GOAL – Filter these entries, keeping only lines that hold the word "text".

───── STORED DATA

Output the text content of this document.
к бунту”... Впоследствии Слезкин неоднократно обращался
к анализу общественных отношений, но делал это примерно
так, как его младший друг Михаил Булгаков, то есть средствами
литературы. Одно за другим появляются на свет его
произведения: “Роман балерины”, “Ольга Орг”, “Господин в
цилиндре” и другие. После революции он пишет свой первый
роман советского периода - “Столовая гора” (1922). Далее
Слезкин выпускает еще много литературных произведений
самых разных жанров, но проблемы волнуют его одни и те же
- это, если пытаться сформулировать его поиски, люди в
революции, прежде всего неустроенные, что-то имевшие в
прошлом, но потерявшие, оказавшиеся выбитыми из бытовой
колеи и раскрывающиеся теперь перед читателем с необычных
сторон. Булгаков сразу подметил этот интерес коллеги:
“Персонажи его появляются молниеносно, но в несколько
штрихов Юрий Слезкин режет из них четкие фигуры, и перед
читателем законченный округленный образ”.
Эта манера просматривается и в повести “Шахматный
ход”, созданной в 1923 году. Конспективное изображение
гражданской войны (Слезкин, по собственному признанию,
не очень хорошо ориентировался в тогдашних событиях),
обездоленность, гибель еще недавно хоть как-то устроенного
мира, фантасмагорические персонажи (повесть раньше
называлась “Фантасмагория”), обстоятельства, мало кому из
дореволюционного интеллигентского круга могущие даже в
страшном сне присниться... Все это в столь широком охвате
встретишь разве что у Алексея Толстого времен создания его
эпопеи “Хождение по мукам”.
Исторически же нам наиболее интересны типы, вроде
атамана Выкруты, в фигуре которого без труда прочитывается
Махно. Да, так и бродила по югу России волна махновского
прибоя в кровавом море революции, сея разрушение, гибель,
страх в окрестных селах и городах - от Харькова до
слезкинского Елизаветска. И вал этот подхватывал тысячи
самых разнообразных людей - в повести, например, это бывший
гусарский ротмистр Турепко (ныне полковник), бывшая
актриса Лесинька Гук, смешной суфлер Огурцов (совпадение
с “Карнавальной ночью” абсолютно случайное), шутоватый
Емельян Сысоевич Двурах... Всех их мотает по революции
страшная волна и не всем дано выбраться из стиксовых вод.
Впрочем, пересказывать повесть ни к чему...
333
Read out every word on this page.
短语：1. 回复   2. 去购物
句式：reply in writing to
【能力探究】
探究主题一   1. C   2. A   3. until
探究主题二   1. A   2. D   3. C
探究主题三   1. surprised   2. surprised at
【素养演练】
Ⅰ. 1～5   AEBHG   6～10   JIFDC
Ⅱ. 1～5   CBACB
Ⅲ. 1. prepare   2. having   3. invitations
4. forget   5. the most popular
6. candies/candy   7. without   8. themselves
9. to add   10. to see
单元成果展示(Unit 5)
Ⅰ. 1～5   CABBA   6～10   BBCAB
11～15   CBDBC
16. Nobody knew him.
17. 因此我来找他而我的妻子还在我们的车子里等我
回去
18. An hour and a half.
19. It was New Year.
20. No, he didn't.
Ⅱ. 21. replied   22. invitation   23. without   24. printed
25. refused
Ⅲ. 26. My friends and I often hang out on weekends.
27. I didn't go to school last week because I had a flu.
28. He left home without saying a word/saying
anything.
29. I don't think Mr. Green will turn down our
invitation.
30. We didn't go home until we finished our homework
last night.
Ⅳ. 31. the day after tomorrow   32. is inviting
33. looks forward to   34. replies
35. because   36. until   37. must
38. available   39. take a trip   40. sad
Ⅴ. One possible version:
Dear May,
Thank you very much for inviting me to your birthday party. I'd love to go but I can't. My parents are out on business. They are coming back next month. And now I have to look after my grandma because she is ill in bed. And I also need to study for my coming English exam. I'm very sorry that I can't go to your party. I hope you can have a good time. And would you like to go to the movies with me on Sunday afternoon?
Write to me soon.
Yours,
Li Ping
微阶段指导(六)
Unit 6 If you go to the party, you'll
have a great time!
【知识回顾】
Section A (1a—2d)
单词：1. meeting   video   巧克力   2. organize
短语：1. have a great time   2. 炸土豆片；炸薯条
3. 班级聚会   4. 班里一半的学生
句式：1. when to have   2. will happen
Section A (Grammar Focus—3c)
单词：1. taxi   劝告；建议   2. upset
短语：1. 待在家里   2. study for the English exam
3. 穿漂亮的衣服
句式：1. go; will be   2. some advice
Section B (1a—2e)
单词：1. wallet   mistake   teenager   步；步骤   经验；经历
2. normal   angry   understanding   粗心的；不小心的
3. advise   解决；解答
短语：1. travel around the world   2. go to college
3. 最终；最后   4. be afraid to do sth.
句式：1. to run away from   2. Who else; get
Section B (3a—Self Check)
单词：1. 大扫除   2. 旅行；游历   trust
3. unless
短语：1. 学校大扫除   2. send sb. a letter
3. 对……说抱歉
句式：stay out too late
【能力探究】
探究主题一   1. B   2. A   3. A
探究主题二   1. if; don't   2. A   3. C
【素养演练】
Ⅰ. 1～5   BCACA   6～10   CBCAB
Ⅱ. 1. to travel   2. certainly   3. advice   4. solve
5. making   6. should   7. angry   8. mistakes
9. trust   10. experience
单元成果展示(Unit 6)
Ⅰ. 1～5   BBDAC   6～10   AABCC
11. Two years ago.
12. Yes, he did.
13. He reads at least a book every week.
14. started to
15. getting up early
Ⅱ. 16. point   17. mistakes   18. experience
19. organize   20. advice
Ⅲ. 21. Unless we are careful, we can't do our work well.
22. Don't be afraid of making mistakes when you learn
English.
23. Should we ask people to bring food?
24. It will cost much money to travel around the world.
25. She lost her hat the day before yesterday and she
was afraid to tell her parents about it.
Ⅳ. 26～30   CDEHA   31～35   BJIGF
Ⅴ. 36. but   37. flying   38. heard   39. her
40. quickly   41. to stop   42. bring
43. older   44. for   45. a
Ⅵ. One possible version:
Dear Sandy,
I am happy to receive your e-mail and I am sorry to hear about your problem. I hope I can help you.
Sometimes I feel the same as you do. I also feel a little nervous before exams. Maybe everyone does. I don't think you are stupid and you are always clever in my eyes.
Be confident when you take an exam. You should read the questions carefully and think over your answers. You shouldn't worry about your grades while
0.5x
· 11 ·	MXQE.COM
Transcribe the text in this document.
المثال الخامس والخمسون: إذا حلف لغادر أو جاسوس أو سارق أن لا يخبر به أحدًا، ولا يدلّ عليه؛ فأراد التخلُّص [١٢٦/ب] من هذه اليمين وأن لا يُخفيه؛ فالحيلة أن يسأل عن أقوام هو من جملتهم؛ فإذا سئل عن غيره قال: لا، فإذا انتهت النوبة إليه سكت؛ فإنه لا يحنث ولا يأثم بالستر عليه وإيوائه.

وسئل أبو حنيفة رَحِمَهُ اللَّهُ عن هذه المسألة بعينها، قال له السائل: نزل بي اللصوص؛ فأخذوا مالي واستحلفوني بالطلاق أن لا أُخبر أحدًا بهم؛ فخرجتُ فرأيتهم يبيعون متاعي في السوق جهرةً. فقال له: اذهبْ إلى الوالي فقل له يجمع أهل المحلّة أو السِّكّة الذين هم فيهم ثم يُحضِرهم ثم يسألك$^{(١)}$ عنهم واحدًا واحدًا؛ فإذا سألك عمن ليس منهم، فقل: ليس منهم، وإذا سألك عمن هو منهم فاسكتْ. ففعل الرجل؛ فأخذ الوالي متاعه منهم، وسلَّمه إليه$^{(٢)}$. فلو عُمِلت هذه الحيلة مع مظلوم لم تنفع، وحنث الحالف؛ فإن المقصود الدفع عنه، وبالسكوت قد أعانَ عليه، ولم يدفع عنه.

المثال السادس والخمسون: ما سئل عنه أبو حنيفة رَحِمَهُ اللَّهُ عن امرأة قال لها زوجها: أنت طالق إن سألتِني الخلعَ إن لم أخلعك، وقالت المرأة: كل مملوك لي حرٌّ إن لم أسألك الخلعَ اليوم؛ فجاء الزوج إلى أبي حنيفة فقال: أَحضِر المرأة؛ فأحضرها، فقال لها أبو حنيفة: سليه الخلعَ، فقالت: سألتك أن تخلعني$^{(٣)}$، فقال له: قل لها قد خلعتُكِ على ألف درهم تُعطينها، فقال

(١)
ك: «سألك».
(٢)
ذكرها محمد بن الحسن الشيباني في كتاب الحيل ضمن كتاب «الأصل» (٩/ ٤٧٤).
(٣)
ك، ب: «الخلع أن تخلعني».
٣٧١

──────────

COMPLETE RESPONSE –
Output the text content of this document.
Transcribe the text in this document.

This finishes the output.